### To be done
Copy all entries without alteration and skip the pictures they hold.

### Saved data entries
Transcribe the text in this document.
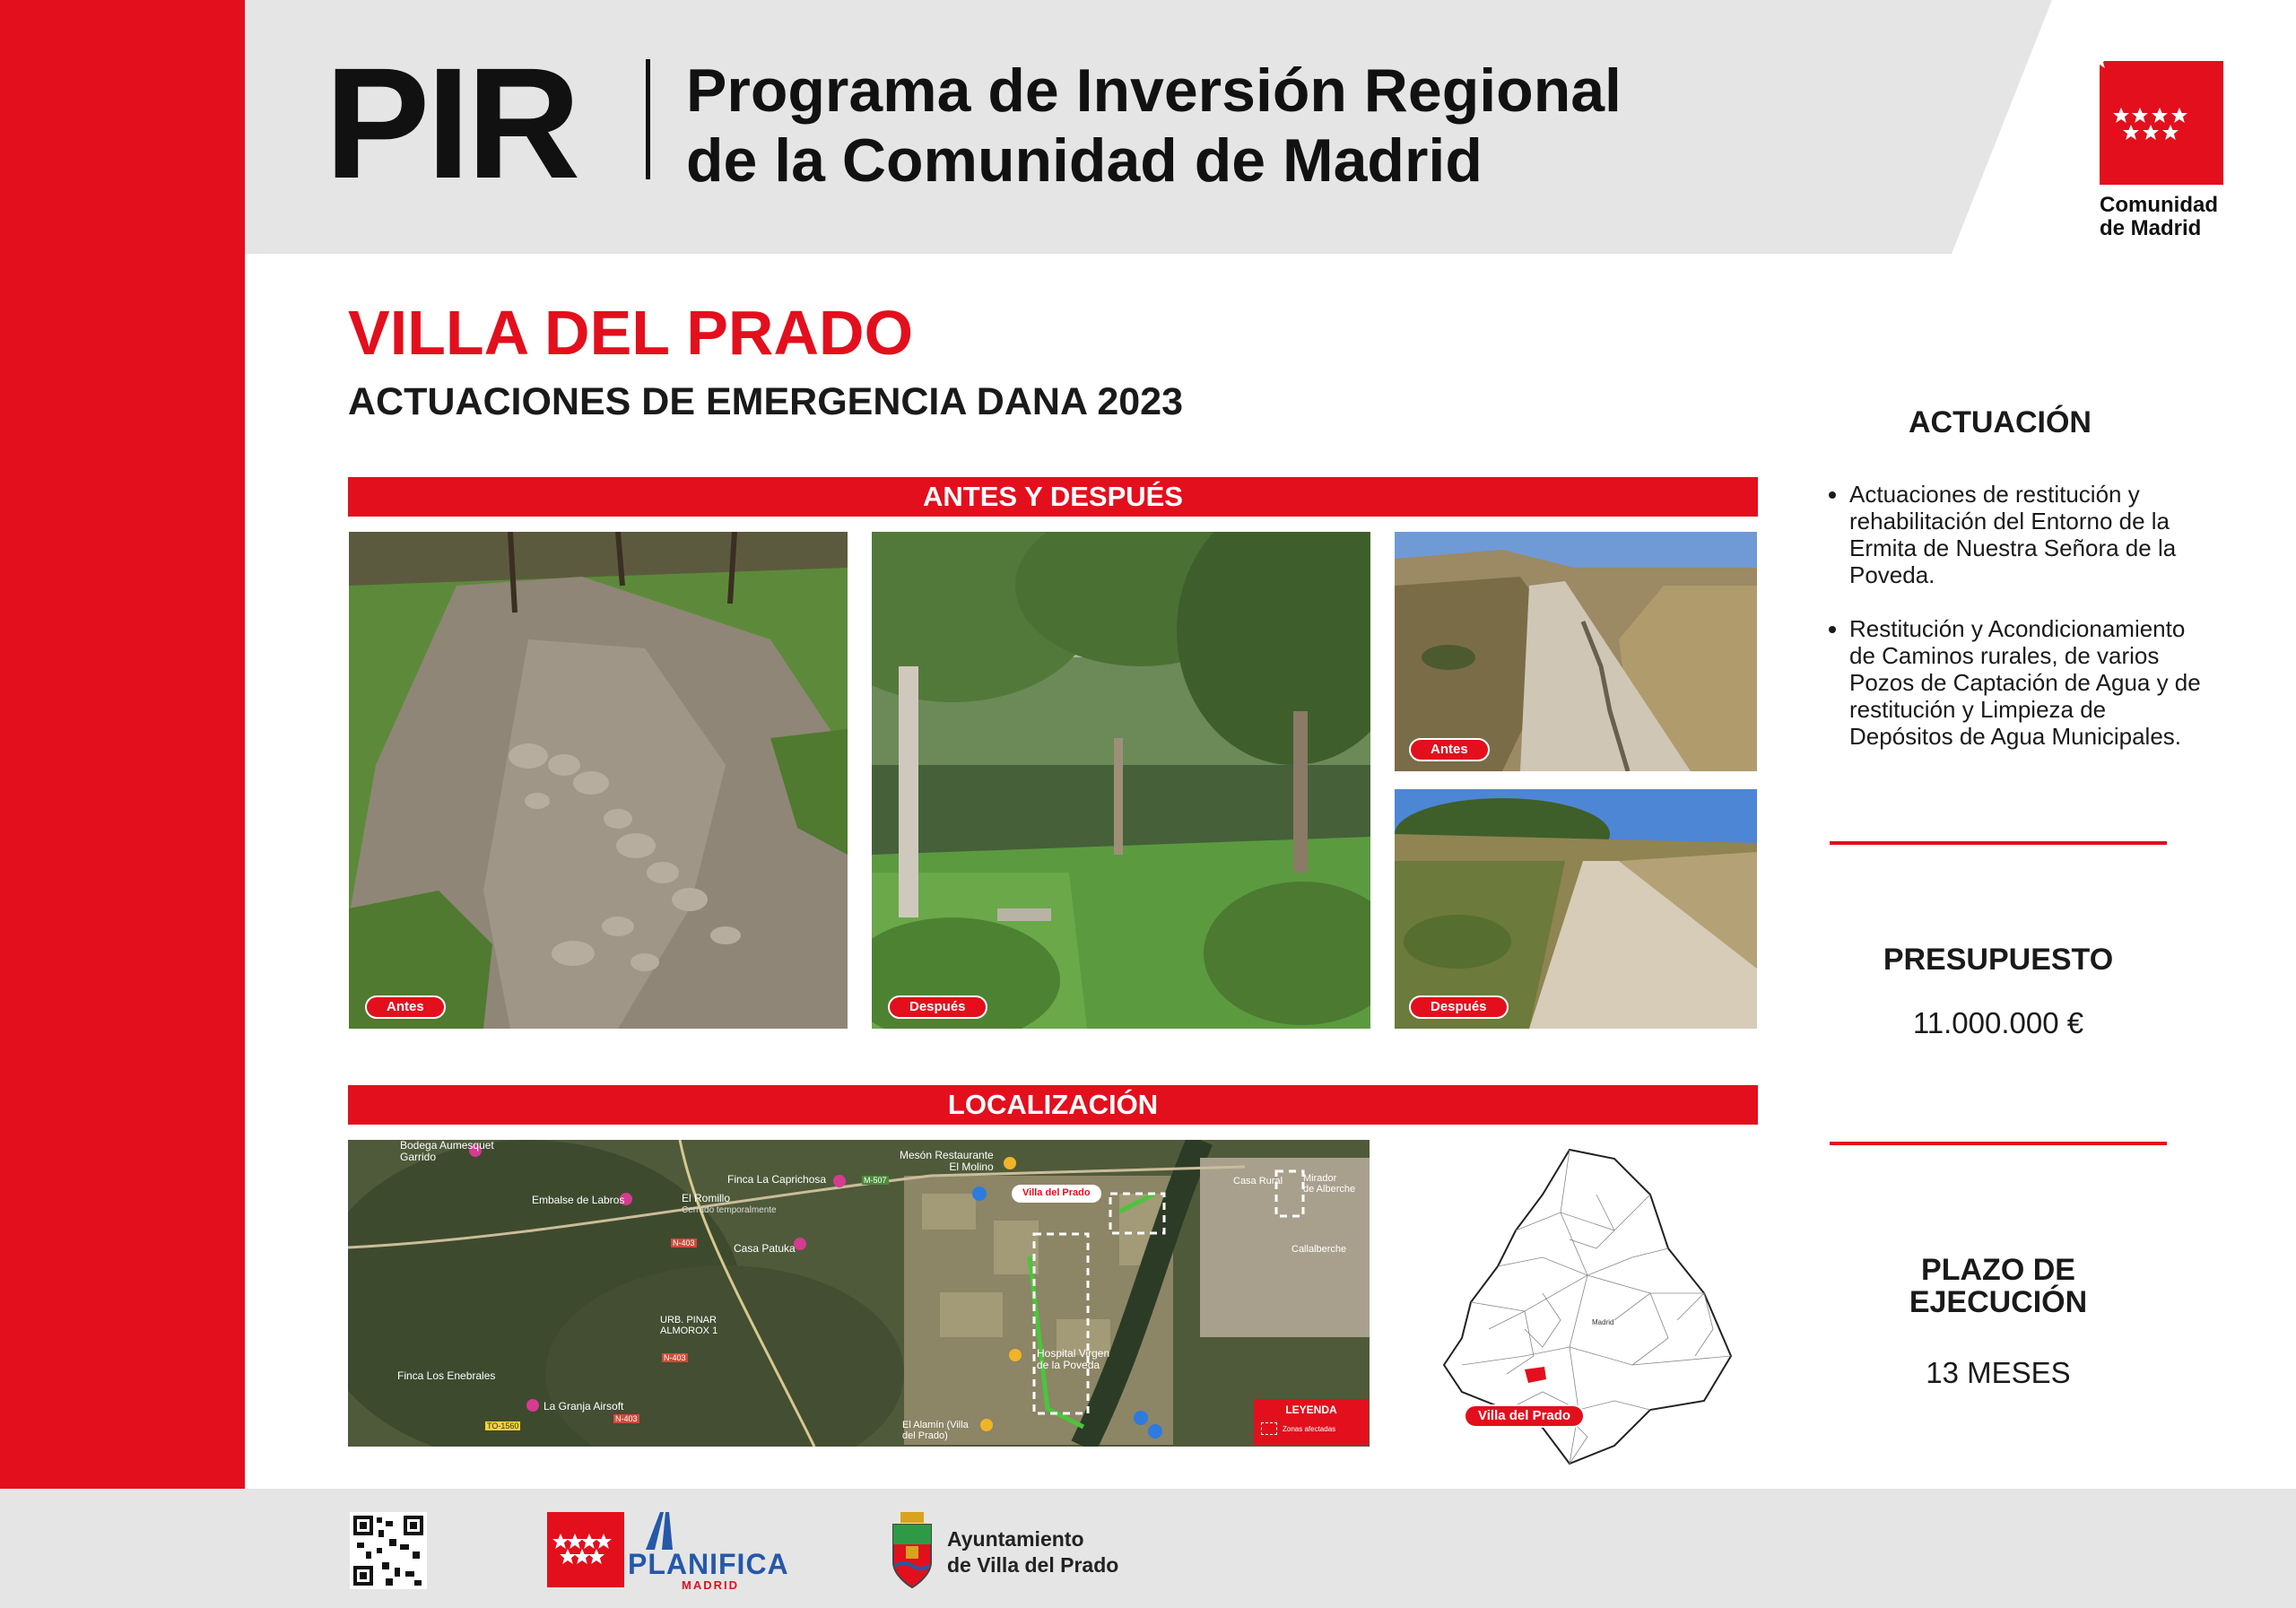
PIR Programa de Inversión Regional
de la Comunidad de Madrid
Comunidad
de Madrid
VILLA DEL PRADO
ACTUACIONES DE EMERGENCIA DANA 2023
ANTES Y DESPUÉS
Antes	Después
Antes
Después
LOCALIZACIÓN
Bodega Aumesquet
Garrido
Embalse de Labros	El Romillo
Cerrado temporalmente
Finca La Caprichosa
Mesón Restaurante
El Molino
Villa del Prado
Casa Rural Mirador
de Alberche
Callalberche
Casa Patuka
URB. PINAR
ALMOROX 1
Finca Los Enebrales
La Granja Airsoft
Hospital Virgen
de la Poveda
El Alamín (Villa
del Prado)
M-507
N-403
N-403
N-403
TO-1560
LEYENDA
Zonas afectadas
Madrid
Villa del Prado
ACTUACIÓN
• Actuaciones de restitución y rehabilitación del Entorno de la Ermita de Nuestra Señora de la Poveda.
• Restitución y Acondicionamiento de Caminos rurales, de varios Pozos de Captación de Agua y de restitución y Limpieza de Depósitos de Agua Municipales.
PRESUPUESTO
11.000.000 €
PLAZO DE
EJECUCIÓN
13 MESES
PLANIFICA
MADRID
Ayuntamiento
de Villa del Prado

### Solution
Transcribe the text in this document.
PIR Programa de Inversión Regional
de la Comunidad de Madrid
Comunidad
de Madrid
VILLA DEL PRADO
ACTUACIONES DE EMERGENCIA DANA 2023
ANTES Y DESPUÉS
Antes	Después
Antes
Después
LOCALIZACIÓN
Bodega Aumesquet
Garrido
Embalse de Labros	El Romillo
Cerrado temporalmente
Finca La Caprichosa
Mesón Restaurante
El Molino
Villa del Prado
Casa Rural Mirador
de Alberche
Callalberche
Casa Patuka
URB. PINAR
ALMOROX 1
Finca Los Enebrales
La Granja Airsoft
Hospital Virgen
de la Poveda
El Alamín (Villa
del Prado)
M-507
N-403
N-403
N-403
TO-1560
LEYENDA
Zonas afectadas
Madrid
Villa del Prado
ACTUACIÓN
• Actuaciones de restitución y rehabilitación del Entorno de la Ermita de Nuestra Señora de la Poveda.
• Restitución y Acondicionamiento de Caminos rurales, de varios Pozos de Captación de Agua y de restitución y Limpieza de Depósitos de Agua Municipales.
PRESUPUESTO
11.000.000 €
PLAZO DE
EJECUCIÓN
13 MESES
PLANIFICA
MADRID
Ayuntamiento
de Villa del Prado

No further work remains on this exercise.